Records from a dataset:
┄┄┄┄┄┄┄┄┄┄

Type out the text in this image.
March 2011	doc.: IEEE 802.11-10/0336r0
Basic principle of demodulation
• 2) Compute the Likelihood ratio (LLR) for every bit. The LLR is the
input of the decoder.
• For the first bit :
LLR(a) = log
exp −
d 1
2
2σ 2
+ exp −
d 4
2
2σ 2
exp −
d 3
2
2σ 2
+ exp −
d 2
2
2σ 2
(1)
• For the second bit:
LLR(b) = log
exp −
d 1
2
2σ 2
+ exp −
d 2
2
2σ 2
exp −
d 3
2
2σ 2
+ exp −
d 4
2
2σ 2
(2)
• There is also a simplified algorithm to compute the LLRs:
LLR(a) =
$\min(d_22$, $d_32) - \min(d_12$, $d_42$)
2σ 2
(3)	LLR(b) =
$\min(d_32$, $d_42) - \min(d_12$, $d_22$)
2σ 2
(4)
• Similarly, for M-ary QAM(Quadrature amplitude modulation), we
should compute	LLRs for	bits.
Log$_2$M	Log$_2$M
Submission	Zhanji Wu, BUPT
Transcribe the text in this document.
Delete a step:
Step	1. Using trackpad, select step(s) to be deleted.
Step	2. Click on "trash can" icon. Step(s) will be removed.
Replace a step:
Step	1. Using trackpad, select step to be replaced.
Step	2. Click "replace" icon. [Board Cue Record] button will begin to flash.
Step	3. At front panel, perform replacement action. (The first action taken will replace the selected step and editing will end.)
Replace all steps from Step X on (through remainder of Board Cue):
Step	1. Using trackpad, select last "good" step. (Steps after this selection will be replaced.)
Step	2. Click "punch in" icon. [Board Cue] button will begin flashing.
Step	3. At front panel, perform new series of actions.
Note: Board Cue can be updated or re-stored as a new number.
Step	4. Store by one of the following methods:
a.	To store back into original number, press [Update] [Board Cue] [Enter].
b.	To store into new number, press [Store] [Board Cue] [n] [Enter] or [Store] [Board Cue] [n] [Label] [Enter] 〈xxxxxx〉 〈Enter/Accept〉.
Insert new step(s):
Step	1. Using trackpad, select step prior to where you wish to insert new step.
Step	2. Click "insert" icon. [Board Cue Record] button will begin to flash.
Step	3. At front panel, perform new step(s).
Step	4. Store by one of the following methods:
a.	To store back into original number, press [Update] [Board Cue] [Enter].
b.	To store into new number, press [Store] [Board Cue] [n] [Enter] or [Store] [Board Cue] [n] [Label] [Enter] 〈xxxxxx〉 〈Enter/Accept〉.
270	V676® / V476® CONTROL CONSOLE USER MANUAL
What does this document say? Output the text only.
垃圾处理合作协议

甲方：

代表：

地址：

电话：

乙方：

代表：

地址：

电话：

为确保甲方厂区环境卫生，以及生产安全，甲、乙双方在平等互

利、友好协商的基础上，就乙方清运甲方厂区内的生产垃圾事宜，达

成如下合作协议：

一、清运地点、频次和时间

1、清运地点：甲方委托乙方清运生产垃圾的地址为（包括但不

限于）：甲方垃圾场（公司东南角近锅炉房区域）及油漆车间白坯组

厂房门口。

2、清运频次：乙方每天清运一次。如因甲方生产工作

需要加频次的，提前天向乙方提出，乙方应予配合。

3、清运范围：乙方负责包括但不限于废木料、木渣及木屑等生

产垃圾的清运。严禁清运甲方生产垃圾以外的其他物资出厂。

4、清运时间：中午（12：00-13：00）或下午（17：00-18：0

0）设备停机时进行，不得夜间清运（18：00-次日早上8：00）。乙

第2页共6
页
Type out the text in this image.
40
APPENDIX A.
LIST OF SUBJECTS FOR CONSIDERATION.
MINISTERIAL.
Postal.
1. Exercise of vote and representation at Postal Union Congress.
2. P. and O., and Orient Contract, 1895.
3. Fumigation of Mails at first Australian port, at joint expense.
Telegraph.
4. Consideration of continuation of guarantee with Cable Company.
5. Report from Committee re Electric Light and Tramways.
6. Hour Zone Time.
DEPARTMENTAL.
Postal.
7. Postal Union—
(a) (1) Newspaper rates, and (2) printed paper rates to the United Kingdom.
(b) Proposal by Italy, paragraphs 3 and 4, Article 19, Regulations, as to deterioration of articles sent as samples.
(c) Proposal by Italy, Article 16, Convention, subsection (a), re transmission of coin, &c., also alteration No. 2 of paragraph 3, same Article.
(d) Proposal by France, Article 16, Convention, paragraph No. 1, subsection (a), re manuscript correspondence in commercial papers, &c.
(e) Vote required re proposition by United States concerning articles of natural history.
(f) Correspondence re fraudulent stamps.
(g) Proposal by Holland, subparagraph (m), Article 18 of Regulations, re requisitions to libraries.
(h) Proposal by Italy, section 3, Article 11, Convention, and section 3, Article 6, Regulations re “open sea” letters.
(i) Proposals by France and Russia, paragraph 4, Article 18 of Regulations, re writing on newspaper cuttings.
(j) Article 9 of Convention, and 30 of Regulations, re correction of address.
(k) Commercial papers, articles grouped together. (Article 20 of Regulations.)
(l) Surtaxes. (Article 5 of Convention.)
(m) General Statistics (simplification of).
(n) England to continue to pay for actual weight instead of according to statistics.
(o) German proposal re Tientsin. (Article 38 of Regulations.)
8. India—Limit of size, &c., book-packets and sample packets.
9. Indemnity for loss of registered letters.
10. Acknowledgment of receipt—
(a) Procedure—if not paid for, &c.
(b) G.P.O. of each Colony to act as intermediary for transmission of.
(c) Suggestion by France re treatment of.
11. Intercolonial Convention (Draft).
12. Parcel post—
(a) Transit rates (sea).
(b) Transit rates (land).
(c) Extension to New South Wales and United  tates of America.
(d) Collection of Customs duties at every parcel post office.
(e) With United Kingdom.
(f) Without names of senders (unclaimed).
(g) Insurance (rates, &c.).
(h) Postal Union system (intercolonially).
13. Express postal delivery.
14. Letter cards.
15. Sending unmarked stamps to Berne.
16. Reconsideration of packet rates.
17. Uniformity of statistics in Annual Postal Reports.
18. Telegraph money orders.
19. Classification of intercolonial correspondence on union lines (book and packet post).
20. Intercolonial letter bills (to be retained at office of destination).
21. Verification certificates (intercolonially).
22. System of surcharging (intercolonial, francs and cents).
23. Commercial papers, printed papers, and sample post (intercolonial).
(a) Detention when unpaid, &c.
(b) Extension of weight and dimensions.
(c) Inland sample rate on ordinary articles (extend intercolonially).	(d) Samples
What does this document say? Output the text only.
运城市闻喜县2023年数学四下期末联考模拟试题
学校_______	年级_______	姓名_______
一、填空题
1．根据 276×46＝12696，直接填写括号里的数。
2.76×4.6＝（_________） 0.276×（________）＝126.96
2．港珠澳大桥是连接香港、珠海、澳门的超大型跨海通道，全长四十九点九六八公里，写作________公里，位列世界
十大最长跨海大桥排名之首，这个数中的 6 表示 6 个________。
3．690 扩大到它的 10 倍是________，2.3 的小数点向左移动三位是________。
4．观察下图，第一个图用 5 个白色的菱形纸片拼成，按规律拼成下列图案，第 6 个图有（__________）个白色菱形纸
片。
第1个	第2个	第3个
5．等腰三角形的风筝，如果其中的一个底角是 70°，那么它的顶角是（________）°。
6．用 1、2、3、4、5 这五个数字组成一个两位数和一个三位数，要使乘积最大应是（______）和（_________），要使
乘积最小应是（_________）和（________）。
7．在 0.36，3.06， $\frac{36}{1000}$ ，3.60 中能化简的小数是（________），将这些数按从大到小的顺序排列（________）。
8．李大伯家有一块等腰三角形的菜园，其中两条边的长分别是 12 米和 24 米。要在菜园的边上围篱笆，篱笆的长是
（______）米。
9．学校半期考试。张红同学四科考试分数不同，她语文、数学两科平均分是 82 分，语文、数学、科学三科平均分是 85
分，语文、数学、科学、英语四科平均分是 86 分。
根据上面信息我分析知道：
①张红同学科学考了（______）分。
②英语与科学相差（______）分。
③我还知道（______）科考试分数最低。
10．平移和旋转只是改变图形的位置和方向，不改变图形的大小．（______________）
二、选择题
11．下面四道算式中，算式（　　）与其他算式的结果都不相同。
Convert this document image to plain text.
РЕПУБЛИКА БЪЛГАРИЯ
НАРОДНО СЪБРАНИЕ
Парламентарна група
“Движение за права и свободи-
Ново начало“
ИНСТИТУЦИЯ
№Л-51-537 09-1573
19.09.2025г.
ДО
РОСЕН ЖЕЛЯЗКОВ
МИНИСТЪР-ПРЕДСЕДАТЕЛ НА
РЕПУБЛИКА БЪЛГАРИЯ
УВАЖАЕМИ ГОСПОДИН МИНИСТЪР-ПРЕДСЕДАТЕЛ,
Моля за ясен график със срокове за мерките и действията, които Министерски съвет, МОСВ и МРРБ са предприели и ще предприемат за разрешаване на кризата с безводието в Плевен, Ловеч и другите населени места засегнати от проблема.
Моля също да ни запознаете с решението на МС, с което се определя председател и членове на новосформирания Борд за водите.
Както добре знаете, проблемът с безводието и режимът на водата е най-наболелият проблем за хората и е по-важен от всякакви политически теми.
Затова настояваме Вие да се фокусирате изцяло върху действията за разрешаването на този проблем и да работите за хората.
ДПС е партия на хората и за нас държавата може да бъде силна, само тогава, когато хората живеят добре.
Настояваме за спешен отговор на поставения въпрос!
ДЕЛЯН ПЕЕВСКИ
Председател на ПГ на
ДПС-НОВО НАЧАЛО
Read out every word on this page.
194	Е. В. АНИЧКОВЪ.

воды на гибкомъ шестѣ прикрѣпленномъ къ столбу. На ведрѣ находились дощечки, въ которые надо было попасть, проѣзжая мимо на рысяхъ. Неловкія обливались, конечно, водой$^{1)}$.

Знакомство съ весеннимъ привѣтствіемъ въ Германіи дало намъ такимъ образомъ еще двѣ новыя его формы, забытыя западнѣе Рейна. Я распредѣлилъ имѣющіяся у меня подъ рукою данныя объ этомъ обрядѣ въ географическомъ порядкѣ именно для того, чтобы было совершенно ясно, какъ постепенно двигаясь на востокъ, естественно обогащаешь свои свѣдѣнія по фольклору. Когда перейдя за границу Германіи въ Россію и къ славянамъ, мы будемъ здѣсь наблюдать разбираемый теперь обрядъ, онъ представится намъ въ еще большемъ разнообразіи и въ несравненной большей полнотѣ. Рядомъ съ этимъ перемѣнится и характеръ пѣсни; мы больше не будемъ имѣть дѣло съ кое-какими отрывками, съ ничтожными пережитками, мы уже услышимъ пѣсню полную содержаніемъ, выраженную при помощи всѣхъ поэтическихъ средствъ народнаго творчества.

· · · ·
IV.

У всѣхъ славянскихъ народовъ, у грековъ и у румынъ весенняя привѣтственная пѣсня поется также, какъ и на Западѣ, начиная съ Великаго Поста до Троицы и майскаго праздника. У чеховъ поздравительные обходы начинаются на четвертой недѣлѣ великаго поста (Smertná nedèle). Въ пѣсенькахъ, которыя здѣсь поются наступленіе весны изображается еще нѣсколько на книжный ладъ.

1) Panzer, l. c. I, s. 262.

┄┄┄┄┄┄┄┄┄┄

--- WHAT TO WORK ON ---
Where a line contains "Kingdom", copy that line.

--- ANSWER TO THE PROBLEM ---
(a) (1) Newspaper rates, and (2) printed paper rates to the United Kingdom.
(e) With United Kingdom.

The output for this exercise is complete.